◆ What the task asks ◆
Copy out every line that contains "grid".

◆ Recorded data ◆

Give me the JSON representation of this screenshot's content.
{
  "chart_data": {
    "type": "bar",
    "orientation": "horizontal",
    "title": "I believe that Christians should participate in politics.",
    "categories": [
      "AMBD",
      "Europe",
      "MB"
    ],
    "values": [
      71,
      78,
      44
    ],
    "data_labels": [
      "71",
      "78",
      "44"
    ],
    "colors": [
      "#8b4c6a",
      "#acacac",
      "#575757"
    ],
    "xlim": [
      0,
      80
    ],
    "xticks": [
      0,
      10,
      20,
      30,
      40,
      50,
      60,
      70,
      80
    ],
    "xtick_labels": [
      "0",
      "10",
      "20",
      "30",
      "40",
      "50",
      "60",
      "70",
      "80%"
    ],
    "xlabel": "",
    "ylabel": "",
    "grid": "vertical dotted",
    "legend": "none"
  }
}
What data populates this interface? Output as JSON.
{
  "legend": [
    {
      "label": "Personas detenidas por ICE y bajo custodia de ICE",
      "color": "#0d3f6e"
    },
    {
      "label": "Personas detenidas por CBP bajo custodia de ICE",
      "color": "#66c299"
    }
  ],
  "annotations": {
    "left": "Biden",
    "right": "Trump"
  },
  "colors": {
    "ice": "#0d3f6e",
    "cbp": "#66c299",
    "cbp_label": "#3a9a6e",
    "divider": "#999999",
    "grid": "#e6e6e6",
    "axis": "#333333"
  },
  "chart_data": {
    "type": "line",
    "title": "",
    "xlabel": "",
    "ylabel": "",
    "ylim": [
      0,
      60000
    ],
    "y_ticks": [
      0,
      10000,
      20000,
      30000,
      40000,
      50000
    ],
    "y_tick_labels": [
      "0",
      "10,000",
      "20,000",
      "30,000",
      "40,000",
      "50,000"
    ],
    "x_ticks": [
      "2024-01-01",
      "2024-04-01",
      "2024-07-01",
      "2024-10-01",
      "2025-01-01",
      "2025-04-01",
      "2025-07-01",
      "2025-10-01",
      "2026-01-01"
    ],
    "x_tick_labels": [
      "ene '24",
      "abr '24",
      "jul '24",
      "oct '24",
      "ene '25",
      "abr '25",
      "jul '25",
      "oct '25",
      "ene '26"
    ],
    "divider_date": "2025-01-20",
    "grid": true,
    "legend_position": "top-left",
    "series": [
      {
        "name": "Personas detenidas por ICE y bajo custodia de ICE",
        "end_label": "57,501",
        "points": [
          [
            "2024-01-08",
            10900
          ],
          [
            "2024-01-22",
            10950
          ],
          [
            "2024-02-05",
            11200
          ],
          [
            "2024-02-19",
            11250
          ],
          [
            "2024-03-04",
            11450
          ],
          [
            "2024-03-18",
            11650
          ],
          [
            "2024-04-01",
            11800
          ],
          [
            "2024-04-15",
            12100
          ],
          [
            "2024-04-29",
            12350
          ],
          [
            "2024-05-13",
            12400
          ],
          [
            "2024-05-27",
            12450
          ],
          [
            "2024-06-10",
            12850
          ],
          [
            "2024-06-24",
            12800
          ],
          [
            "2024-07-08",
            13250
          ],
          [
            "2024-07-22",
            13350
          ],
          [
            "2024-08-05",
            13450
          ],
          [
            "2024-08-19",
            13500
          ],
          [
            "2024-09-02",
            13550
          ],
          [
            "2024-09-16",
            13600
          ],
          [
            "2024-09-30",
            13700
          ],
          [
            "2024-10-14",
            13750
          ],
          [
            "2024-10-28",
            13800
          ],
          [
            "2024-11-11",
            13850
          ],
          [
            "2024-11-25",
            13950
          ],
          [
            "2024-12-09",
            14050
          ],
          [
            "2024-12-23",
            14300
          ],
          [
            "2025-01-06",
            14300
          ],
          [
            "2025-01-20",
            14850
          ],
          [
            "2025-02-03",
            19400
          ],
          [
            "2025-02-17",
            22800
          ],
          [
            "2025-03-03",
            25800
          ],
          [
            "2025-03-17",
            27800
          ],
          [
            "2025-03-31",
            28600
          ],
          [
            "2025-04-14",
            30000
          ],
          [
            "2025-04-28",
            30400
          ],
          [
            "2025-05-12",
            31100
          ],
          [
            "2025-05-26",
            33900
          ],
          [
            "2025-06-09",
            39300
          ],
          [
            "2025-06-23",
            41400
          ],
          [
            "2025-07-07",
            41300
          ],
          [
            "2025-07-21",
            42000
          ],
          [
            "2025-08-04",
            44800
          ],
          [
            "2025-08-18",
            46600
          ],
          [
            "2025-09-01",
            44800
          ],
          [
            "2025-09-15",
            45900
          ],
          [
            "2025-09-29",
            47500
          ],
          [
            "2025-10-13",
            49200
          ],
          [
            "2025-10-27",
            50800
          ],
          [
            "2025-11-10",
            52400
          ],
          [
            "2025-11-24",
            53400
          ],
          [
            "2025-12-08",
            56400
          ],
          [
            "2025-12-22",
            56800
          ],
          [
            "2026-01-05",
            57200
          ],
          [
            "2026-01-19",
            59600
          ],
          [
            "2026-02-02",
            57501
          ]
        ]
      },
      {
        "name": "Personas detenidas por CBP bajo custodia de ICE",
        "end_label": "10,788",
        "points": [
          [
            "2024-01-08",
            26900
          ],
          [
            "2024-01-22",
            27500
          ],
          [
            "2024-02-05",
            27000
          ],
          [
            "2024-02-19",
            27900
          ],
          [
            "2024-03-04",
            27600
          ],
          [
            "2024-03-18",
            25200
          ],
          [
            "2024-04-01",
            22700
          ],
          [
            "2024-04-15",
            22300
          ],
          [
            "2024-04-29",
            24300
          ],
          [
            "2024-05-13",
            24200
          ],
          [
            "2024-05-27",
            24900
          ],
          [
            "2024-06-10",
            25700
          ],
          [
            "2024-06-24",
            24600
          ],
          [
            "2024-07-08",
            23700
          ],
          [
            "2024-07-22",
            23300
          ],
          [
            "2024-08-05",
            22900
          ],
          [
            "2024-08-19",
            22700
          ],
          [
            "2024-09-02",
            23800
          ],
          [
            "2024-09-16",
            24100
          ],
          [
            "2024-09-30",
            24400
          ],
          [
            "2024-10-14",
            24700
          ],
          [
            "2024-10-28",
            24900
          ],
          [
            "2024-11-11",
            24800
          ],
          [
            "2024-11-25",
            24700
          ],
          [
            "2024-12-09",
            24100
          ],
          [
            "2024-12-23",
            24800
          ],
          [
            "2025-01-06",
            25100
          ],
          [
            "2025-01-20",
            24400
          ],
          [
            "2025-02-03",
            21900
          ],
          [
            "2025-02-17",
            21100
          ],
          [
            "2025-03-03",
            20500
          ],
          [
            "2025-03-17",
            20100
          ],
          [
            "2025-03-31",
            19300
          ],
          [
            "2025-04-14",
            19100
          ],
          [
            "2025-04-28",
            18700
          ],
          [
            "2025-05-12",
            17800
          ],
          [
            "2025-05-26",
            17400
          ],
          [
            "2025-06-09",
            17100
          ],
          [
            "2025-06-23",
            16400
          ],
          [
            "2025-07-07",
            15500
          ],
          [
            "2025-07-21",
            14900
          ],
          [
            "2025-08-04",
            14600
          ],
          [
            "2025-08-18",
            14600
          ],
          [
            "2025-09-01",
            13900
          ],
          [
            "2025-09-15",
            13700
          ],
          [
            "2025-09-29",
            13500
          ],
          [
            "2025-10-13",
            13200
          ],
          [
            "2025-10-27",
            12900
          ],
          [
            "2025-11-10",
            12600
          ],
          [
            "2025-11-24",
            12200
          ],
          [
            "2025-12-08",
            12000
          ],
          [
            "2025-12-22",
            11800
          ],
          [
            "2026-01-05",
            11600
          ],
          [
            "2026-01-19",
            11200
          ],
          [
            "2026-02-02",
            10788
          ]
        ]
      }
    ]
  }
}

◆ Exercise result ◆
    "grid": "vertical dotted",
    "grid": "#e6e6e6",
    "grid": true,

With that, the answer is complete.